[Entries from a visual dataset]
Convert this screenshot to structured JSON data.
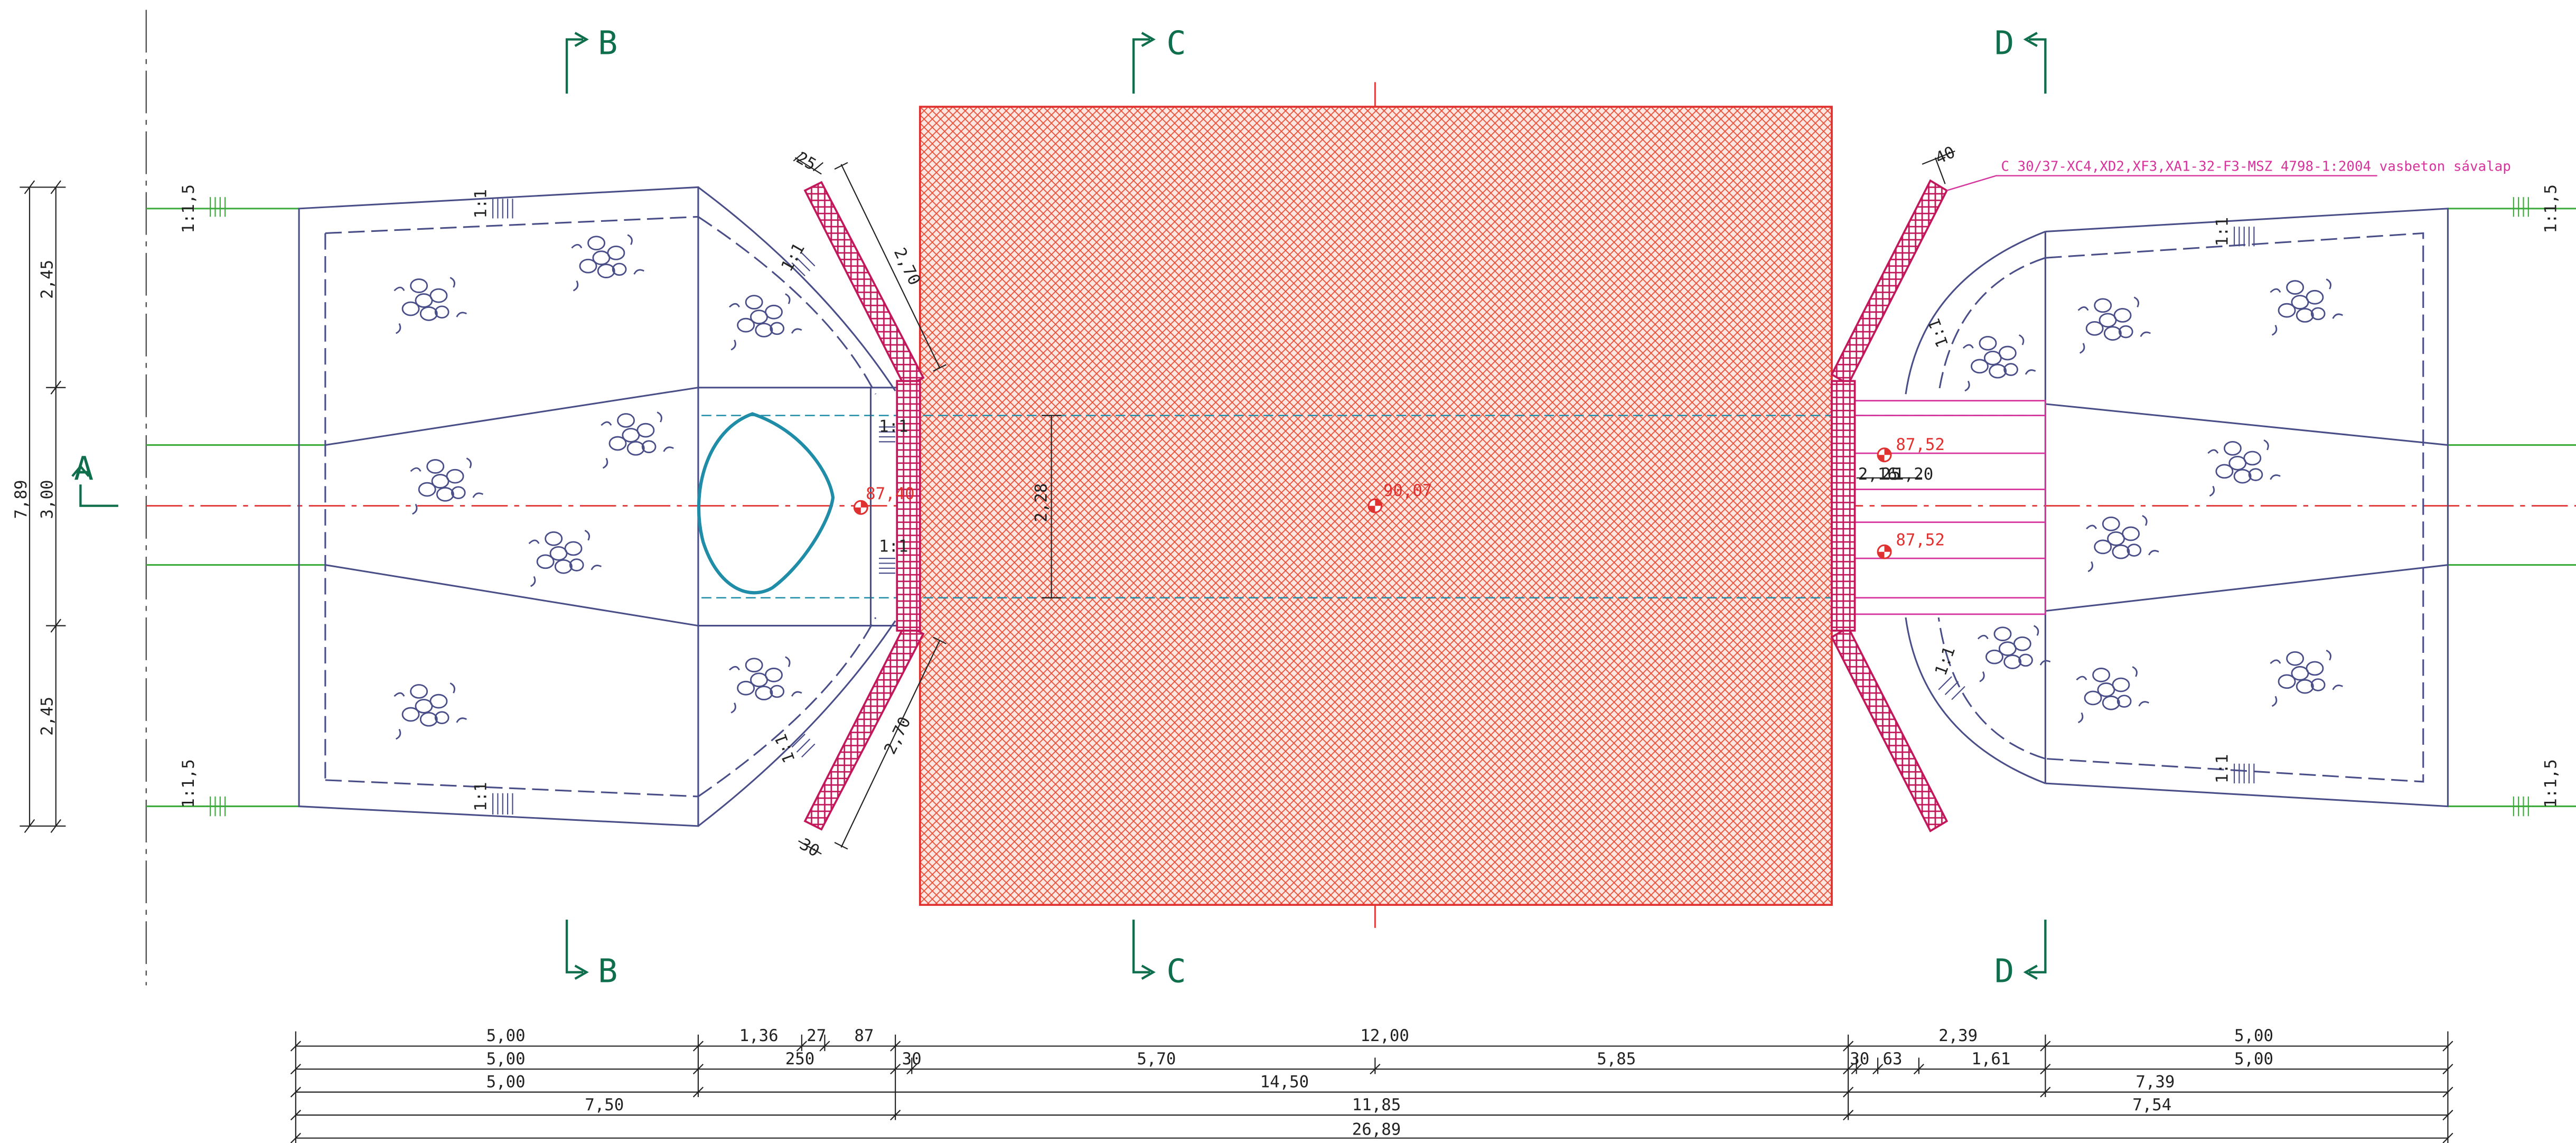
{
  "drawing": {
    "colors": {
      "outline": "#4a4e88",
      "ground": "#3cab3c",
      "centerline": "#e03131",
      "hatch": "#e8513a",
      "culvert": "#1f8ca8",
      "revetment": "#c2185b",
      "foundation": "#d6339c",
      "section": "#0f6e4c",
      "dimension": "#222222"
    },
    "section_marks": {
      "a": "A",
      "b_top": "B",
      "b_bottom": "B",
      "c_top": "C",
      "c_bottom": "C",
      "d_top": "D",
      "d_bottom": "D"
    },
    "elevations": {
      "inlet": "87,40",
      "center": "90,07",
      "outlet_upper": "87,52",
      "outlet_lower": "87,52"
    },
    "foundation_note": "C 30/37-XC4,XD2,XF3,XA1-32-F3-MSZ  4798-1:2004 vasbeton sávalap",
    "slopes": {
      "left_top_edge": "1:1,5",
      "left_bottom_edge": "1:1,5",
      "right_top_edge": "1:1,5",
      "right_bottom_edge": "1:1,5",
      "left_apron_top": "1:1",
      "left_apron_bottom": "1:1",
      "left_wing_top": "1:1",
      "left_wing_bottom": "1:1",
      "left_inlet_upper": "1:1",
      "left_inlet_lower": "1:1",
      "right_apron_top": "1:1",
      "right_apron_bottom": "1:1",
      "right_wing_top": "1:1",
      "right_wing_bottom": "1:1"
    },
    "local_dims": {
      "left_wing_width_top": "25",
      "left_wing_length_top": "2,70",
      "left_wing_width_bottom": "30",
      "left_wing_length_bottom": "2,70",
      "right_wing_width_top": "40",
      "pipe_opening": "2,28",
      "outlet_a": "2,16",
      "outlet_b": "25",
      "outlet_c": "1,20"
    },
    "vertical_dims": {
      "upper": "2,45",
      "middle": "3,00",
      "lower": "2,45",
      "total": "7,89"
    },
    "dim_rows": [
      [
        "5,00",
        "1,36",
        "27",
        "87",
        "12,00",
        "2,39",
        "5,00"
      ],
      [
        "5,00",
        "250",
        "30",
        "5,70",
        "5,85",
        "30",
        "63",
        "1,61",
        "5,00"
      ],
      [
        "5,00",
        "14,50",
        "7,39"
      ],
      [
        "7,50",
        "11,85",
        "7,54"
      ],
      [
        "26,89"
      ]
    ]
  }
}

__Do this__: Quote every entry exactly, with the pictures omitted.

__Worked answer__:
Convert this screenshot to structured JSON data.
{
  "drawing": {
    "colors": {
      "outline": "#4a4e88",
      "ground": "#3cab3c",
      "centerline": "#e03131",
      "hatch": "#e8513a",
      "culvert": "#1f8ca8",
      "revetment": "#c2185b",
      "foundation": "#d6339c",
      "section": "#0f6e4c",
      "dimension": "#222222"
    },
    "section_marks": {
      "a": "A",
      "b_top": "B",
      "b_bottom": "B",
      "c_top": "C",
      "c_bottom": "C",
      "d_top": "D",
      "d_bottom": "D"
    },
    "elevations": {
      "inlet": "87,40",
      "center": "90,07",
      "outlet_upper": "87,52",
      "outlet_lower": "87,52"
    },
    "foundation_note": "C 30/37-XC4,XD2,XF3,XA1-32-F3-MSZ  4798-1:2004 vasbeton sávalap",
    "slopes": {
      "left_top_edge": "1:1,5",
      "left_bottom_edge": "1:1,5",
      "right_top_edge": "1:1,5",
      "right_bottom_edge": "1:1,5",
      "left_apron_top": "1:1",
      "left_apron_bottom": "1:1",
      "left_wing_top": "1:1",
      "left_wing_bottom": "1:1",
      "left_inlet_upper": "1:1",
      "left_inlet_lower": "1:1",
      "right_apron_top": "1:1",
      "right_apron_bottom": "1:1",
      "right_wing_top": "1:1",
      "right_wing_bottom": "1:1"
    },
    "local_dims": {
      "left_wing_width_top": "25",
      "left_wing_length_top": "2,70",
      "left_wing_width_bottom": "30",
      "left_wing_length_bottom": "2,70",
      "right_wing_width_top": "40",
      "pipe_opening": "2,28",
      "outlet_a": "2,16",
      "outlet_b": "25",
      "outlet_c": "1,20"
    },
    "vertical_dims": {
      "upper": "2,45",
      "middle": "3,00",
      "lower": "2,45",
      "total": "7,89"
    },
    "dim_rows": [
      [
        "5,00",
        "1,36",
        "27",
        "87",
        "12,00",
        "2,39",
        "5,00"
      ],
      [
        "5,00",
        "250",
        "30",
        "5,70",
        "5,85",
        "30",
        "63",
        "1,61",
        "5,00"
      ],
      [
        "5,00",
        "14,50",
        "7,39"
      ],
      [
        "7,50",
        "11,85",
        "7,54"
      ],
      [
        "26,89"
      ]
    ]
  }
}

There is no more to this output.